## Directive
Quote the listing below in its entirety.

## Excerpted records
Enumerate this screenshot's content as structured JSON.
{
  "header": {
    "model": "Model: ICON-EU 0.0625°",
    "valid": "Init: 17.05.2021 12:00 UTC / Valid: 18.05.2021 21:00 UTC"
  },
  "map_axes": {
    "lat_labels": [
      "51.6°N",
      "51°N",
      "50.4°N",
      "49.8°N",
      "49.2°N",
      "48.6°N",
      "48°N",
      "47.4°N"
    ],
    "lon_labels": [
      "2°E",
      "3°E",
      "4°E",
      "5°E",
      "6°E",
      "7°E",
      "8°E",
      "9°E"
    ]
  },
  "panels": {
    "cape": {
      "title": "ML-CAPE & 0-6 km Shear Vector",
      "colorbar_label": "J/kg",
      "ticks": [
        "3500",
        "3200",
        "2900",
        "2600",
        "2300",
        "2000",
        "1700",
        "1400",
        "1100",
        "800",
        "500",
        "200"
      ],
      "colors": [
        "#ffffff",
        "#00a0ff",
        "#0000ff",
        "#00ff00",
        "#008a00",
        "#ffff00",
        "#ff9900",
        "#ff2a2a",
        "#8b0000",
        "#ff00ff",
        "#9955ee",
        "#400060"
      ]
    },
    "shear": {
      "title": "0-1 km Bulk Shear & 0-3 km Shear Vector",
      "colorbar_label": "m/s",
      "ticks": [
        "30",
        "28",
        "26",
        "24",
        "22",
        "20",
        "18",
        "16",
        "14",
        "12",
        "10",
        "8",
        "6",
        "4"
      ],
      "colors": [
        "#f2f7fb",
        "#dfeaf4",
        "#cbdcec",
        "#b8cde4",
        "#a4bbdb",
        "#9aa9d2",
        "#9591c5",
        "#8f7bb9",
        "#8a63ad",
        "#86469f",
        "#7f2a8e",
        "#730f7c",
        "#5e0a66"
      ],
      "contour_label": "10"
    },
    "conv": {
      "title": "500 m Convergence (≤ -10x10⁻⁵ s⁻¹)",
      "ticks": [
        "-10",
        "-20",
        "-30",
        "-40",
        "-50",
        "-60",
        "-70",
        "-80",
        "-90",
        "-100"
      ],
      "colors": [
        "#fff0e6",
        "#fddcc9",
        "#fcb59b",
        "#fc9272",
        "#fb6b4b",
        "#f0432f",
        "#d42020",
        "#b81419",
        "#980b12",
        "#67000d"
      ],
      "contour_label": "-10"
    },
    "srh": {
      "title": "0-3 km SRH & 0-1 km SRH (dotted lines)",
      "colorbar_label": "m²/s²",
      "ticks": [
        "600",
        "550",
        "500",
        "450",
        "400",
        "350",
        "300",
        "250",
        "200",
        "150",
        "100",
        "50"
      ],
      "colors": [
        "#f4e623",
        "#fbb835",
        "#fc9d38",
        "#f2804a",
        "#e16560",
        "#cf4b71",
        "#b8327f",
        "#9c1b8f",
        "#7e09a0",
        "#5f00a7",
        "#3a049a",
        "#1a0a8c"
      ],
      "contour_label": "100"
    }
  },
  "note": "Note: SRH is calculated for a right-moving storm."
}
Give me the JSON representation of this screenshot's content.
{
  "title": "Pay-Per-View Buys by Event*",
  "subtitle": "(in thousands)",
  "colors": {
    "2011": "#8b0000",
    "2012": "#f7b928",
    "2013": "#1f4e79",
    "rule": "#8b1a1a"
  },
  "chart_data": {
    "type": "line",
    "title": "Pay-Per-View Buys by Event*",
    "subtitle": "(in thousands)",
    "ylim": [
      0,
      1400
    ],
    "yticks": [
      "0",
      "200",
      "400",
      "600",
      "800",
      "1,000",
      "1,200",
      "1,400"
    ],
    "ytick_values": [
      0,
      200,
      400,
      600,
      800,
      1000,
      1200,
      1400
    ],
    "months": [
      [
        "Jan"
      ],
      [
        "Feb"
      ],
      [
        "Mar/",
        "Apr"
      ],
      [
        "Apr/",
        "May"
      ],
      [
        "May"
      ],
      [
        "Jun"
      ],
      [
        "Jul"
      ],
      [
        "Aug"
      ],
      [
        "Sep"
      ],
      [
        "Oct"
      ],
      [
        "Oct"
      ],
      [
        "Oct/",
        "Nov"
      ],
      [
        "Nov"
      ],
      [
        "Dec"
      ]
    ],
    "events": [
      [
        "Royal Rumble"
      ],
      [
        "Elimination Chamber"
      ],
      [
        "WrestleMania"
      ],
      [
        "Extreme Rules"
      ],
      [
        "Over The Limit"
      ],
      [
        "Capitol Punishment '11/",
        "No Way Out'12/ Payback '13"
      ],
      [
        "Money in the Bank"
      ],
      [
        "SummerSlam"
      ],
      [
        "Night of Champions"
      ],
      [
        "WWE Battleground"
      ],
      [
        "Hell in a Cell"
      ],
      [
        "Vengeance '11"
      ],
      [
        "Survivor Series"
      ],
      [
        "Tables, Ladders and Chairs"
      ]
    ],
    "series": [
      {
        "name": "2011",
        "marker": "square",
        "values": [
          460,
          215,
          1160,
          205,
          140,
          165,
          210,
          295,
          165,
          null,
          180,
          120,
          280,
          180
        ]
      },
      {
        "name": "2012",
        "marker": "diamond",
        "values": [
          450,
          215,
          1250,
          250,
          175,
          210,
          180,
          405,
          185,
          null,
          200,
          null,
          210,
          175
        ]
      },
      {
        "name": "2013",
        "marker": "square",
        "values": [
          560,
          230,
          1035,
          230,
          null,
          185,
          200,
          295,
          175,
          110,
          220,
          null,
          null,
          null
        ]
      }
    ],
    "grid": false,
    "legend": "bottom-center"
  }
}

## Correct response
Enumerate this screenshot's content as structured JSON.
{
  "header": {
    "model": "Model: ICON-EU 0.0625°",
    "valid": "Init: 17.05.2021 12:00 UTC / Valid: 18.05.2021 21:00 UTC"
  },
  "map_axes": {
    "lat_labels": [
      "51.6°N",
      "51°N",
      "50.4°N",
      "49.8°N",
      "49.2°N",
      "48.6°N",
      "48°N",
      "47.4°N"
    ],
    "lon_labels": [
      "2°E",
      "3°E",
      "4°E",
      "5°E",
      "6°E",
      "7°E",
      "8°E",
      "9°E"
    ]
  },
  "panels": {
    "cape": {
      "title": "ML-CAPE & 0-6 km Shear Vector",
      "colorbar_label": "J/kg",
      "ticks": [
        "3500",
        "3200",
        "2900",
        "2600",
        "2300",
        "2000",
        "1700",
        "1400",
        "1100",
        "800",
        "500",
        "200"
      ],
      "colors": [
        "#ffffff",
        "#00a0ff",
        "#0000ff",
        "#00ff00",
        "#008a00",
        "#ffff00",
        "#ff9900",
        "#ff2a2a",
        "#8b0000",
        "#ff00ff",
        "#9955ee",
        "#400060"
      ]
    },
    "shear": {
      "title": "0-1 km Bulk Shear & 0-3 km Shear Vector",
      "colorbar_label": "m/s",
      "ticks": [
        "30",
        "28",
        "26",
        "24",
        "22",
        "20",
        "18",
        "16",
        "14",
        "12",
        "10",
        "8",
        "6",
        "4"
      ],
      "colors": [
        "#f2f7fb",
        "#dfeaf4",
        "#cbdcec",
        "#b8cde4",
        "#a4bbdb",
        "#9aa9d2",
        "#9591c5",
        "#8f7bb9",
        "#8a63ad",
        "#86469f",
        "#7f2a8e",
        "#730f7c",
        "#5e0a66"
      ],
      "contour_label": "10"
    },
    "conv": {
      "title": "500 m Convergence (≤ -10x10⁻⁵ s⁻¹)",
      "ticks": [
        "-10",
        "-20",
        "-30",
        "-40",
        "-50",
        "-60",
        "-70",
        "-80",
        "-90",
        "-100"
      ],
      "colors": [
        "#fff0e6",
        "#fddcc9",
        "#fcb59b",
        "#fc9272",
        "#fb6b4b",
        "#f0432f",
        "#d42020",
        "#b81419",
        "#980b12",
        "#67000d"
      ],
      "contour_label": "-10"
    },
    "srh": {
      "title": "0-3 km SRH & 0-1 km SRH (dotted lines)",
      "colorbar_label": "m²/s²",
      "ticks": [
        "600",
        "550",
        "500",
        "450",
        "400",
        "350",
        "300",
        "250",
        "200",
        "150",
        "100",
        "50"
      ],
      "colors": [
        "#f4e623",
        "#fbb835",
        "#fc9d38",
        "#f2804a",
        "#e16560",
        "#cf4b71",
        "#b8327f",
        "#9c1b8f",
        "#7e09a0",
        "#5f00a7",
        "#3a049a",
        "#1a0a8c"
      ],
      "contour_label": "100"
    }
  },
  "note": "Note: SRH is calculated for a right-moving storm."
}
Give me the JSON representation of this screenshot's content.
{
  "title": "Pay-Per-View Buys by Event*",
  "subtitle": "(in thousands)",
  "colors": {
    "2011": "#8b0000",
    "2012": "#f7b928",
    "2013": "#1f4e79",
    "rule": "#8b1a1a"
  },
  "chart_data": {
    "type": "line",
    "title": "Pay-Per-View Buys by Event*",
    "subtitle": "(in thousands)",
    "ylim": [
      0,
      1400
    ],
    "yticks": [
      "0",
      "200",
      "400",
      "600",
      "800",
      "1,000",
      "1,200",
      "1,400"
    ],
    "ytick_values": [
      0,
      200,
      400,
      600,
      800,
      1000,
      1200,
      1400
    ],
    "months": [
      [
        "Jan"
      ],
      [
        "Feb"
      ],
      [
        "Mar/",
        "Apr"
      ],
      [
        "Apr/",
        "May"
      ],
      [
        "May"
      ],
      [
        "Jun"
      ],
      [
        "Jul"
      ],
      [
        "Aug"
      ],
      [
        "Sep"
      ],
      [
        "Oct"
      ],
      [
        "Oct"
      ],
      [
        "Oct/",
        "Nov"
      ],
      [
        "Nov"
      ],
      [
        "Dec"
      ]
    ],
    "events": [
      [
        "Royal Rumble"
      ],
      [
        "Elimination Chamber"
      ],
      [
        "WrestleMania"
      ],
      [
        "Extreme Rules"
      ],
      [
        "Over The Limit"
      ],
      [
        "Capitol Punishment '11/",
        "No Way Out'12/ Payback '13"
      ],
      [
        "Money in the Bank"
      ],
      [
        "SummerSlam"
      ],
      [
        "Night of Champions"
      ],
      [
        "WWE Battleground"
      ],
      [
        "Hell in a Cell"
      ],
      [
        "Vengeance '11"
      ],
      [
        "Survivor Series"
      ],
      [
        "Tables, Ladders and Chairs"
      ]
    ],
    "series": [
      {
        "name": "2011",
        "marker": "square",
        "values": [
          460,
          215,
          1160,
          205,
          140,
          165,
          210,
          295,
          165,
          null,
          180,
          120,
          280,
          180
        ]
      },
      {
        "name": "2012",
        "marker": "diamond",
        "values": [
          450,
          215,
          1250,
          250,
          175,
          210,
          180,
          405,
          185,
          null,
          200,
          null,
          210,
          175
        ]
      },
      {
        "name": "2013",
        "marker": "square",
        "values": [
          560,
          230,
          1035,
          230,
          null,
          185,
          200,
          295,
          175,
          110,
          220,
          null,
          null,
          null
        ]
      }
    ],
    "grid": false,
    "legend": "bottom-center"
  }
}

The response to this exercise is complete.